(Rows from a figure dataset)

---------------

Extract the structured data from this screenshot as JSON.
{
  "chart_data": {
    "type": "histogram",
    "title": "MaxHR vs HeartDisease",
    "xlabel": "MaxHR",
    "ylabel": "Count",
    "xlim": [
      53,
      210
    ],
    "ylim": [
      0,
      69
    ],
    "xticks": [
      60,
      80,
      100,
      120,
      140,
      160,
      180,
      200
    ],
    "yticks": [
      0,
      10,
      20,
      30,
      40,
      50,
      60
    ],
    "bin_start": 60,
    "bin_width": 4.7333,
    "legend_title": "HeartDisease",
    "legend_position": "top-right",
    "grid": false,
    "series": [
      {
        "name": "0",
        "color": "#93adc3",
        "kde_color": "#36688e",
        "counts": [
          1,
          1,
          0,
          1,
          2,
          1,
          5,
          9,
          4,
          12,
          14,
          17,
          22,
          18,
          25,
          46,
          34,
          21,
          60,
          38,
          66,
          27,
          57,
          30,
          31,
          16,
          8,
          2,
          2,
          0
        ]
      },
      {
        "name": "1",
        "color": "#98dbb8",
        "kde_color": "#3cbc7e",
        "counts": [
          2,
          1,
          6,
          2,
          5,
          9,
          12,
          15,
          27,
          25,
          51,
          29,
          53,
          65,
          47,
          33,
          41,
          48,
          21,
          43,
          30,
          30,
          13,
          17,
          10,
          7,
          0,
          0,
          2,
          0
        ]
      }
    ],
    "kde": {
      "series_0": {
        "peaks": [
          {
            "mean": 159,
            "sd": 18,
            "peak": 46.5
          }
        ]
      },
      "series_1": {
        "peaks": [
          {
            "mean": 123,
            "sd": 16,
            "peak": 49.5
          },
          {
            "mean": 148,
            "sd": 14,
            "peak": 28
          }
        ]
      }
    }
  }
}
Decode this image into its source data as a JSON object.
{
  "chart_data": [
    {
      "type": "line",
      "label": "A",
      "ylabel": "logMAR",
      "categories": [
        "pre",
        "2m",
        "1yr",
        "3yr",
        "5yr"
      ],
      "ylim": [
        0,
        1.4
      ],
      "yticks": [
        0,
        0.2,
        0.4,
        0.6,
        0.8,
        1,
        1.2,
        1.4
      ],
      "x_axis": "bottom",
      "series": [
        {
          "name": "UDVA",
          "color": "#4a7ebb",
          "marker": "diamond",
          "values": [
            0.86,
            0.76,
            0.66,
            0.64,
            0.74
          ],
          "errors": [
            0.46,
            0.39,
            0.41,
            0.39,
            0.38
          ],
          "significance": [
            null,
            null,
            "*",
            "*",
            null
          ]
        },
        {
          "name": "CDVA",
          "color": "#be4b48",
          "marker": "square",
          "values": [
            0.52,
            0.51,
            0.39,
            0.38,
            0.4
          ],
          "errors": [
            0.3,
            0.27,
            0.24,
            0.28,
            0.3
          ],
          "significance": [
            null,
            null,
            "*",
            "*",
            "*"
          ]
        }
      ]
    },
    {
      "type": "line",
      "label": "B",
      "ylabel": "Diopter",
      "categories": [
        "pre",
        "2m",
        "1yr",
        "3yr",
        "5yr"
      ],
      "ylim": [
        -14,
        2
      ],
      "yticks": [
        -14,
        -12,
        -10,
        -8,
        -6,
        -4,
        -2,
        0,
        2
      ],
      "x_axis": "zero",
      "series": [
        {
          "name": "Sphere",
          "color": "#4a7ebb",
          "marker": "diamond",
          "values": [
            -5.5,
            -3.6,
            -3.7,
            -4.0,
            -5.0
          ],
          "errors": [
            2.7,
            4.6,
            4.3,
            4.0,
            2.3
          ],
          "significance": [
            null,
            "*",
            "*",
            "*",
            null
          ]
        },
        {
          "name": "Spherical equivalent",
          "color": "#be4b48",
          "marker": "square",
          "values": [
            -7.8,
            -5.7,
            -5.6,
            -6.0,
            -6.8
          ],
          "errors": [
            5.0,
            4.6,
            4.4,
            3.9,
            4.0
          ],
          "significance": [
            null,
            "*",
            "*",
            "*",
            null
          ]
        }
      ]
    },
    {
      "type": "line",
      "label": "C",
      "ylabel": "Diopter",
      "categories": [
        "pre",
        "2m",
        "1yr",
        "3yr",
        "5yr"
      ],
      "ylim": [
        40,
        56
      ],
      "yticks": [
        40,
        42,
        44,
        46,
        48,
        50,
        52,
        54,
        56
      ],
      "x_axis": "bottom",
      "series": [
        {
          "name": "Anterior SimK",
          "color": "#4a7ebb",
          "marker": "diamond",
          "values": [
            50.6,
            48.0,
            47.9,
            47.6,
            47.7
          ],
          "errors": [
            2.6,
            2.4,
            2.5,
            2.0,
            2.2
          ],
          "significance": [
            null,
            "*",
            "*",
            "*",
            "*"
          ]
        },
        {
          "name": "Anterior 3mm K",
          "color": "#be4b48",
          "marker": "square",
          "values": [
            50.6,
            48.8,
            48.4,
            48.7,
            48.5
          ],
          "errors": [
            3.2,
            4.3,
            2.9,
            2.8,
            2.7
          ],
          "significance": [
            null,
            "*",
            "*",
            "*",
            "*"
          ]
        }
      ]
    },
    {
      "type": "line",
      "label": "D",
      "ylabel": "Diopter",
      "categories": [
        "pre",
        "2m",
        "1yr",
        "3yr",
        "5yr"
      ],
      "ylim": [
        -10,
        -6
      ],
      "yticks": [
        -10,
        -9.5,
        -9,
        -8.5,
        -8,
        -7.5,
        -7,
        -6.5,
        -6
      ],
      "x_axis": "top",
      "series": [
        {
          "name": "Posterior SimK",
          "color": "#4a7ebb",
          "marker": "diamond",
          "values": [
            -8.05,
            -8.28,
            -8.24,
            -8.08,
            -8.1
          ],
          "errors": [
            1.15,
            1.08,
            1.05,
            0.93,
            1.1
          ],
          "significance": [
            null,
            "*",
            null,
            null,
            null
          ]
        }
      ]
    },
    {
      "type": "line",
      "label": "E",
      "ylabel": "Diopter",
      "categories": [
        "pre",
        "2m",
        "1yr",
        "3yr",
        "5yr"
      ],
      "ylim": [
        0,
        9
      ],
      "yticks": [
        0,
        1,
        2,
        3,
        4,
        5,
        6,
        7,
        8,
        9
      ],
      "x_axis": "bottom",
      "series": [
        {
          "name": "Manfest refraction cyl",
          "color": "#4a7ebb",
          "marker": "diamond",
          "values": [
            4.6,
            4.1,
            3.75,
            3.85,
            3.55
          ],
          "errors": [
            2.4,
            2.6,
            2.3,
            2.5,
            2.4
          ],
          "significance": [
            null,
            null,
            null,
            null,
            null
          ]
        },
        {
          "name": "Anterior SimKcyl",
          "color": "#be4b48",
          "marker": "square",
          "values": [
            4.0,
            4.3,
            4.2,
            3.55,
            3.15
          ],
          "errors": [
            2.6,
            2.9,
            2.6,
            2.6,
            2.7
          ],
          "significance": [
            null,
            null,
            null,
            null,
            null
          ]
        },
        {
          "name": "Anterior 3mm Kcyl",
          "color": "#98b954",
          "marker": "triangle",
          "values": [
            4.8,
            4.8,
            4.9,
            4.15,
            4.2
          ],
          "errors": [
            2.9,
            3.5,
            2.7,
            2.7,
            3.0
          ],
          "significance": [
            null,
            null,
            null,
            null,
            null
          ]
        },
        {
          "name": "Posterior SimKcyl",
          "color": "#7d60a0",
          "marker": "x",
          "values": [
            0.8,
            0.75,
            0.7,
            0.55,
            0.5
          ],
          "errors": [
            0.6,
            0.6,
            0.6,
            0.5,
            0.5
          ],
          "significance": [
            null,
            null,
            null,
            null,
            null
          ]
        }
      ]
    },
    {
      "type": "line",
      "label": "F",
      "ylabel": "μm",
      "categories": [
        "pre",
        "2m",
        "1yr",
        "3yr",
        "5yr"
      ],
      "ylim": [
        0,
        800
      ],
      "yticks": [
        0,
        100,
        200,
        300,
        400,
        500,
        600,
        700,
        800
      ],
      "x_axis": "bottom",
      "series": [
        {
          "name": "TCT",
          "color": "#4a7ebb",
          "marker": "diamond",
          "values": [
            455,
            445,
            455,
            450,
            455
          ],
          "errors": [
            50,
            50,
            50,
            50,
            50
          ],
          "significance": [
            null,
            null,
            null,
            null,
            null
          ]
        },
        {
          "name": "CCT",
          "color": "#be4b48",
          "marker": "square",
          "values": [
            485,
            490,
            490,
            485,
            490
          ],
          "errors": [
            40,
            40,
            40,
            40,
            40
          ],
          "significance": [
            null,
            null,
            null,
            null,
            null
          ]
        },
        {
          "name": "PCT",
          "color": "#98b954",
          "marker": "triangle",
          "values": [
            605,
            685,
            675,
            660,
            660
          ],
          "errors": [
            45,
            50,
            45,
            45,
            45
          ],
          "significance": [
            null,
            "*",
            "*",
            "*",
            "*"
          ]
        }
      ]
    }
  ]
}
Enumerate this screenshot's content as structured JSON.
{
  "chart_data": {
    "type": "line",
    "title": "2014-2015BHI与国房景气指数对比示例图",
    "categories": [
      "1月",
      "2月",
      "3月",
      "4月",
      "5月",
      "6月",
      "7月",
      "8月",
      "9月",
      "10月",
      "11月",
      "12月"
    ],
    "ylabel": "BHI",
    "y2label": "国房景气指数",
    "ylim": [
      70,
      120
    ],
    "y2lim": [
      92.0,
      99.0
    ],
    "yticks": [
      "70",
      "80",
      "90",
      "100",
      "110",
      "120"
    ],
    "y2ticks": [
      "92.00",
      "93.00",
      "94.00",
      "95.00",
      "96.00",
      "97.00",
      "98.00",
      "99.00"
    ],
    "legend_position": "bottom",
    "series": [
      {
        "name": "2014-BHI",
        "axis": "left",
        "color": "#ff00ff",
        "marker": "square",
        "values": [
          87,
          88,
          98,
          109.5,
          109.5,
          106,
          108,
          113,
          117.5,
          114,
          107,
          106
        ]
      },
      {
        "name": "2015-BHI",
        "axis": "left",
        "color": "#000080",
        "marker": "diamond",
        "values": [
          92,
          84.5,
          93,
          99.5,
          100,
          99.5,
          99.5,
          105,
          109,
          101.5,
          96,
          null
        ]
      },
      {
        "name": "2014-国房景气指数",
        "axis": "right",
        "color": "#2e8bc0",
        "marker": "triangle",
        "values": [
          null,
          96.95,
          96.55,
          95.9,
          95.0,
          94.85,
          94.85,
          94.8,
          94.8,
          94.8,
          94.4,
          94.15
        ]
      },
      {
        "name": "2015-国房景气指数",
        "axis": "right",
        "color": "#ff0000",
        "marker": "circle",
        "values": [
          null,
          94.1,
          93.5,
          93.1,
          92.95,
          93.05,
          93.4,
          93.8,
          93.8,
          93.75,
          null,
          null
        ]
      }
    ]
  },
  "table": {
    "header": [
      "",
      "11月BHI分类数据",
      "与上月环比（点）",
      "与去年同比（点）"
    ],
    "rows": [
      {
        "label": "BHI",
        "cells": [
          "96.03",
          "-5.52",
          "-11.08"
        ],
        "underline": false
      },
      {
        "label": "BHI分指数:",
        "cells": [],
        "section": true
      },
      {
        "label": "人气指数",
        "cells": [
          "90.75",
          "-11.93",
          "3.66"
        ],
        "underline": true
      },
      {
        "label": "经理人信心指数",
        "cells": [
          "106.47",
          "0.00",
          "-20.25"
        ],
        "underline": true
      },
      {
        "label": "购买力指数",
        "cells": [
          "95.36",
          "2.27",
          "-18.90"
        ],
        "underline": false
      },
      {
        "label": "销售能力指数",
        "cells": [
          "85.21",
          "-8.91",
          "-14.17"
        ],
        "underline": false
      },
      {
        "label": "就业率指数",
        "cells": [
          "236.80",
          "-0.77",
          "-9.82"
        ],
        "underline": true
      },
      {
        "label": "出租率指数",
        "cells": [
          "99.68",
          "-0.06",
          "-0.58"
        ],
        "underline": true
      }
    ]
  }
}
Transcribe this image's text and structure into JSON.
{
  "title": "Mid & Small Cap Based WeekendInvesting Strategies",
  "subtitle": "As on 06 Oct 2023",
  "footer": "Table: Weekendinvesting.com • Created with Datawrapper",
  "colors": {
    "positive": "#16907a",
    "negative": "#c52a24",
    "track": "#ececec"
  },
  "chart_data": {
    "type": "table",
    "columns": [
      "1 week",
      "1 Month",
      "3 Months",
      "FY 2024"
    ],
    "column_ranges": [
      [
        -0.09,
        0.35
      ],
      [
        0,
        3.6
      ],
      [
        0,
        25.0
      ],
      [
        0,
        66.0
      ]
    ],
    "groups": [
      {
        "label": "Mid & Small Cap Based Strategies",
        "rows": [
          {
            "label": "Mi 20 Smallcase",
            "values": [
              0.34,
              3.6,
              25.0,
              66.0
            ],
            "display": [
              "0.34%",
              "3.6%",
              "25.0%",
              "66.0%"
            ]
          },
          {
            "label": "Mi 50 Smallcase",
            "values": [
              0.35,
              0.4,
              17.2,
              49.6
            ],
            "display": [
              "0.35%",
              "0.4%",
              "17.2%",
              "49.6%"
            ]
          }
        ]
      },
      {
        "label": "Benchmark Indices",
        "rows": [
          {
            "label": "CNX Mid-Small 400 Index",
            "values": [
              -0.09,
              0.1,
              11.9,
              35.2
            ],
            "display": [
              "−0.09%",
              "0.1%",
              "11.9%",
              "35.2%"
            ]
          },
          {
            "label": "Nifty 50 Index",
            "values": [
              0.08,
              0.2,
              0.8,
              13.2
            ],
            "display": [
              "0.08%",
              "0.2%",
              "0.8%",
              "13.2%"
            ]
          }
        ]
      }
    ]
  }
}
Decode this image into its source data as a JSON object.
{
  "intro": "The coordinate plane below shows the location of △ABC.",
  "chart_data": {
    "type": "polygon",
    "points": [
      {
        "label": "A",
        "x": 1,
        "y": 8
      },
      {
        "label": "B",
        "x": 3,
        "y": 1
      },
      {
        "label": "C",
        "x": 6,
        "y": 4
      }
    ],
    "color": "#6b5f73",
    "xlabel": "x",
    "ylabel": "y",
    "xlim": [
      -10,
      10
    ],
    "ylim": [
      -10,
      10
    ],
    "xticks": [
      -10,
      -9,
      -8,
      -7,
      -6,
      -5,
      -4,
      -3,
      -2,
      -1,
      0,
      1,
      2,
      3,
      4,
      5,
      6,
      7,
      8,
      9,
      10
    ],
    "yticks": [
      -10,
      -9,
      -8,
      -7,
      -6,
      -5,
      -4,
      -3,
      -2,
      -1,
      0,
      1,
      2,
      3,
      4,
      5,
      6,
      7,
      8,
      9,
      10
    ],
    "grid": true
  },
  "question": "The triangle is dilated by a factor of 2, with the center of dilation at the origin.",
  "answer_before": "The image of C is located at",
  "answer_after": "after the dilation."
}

---------------

**THE TASK**
Pull out the lines above in which the word "Based" appears.

**RESULT OF THE EXERCISE**
  "title": "Mid & Small Cap Based WeekendInvesting Strategies",
        "label": "Mid & Small Cap Based Strategies",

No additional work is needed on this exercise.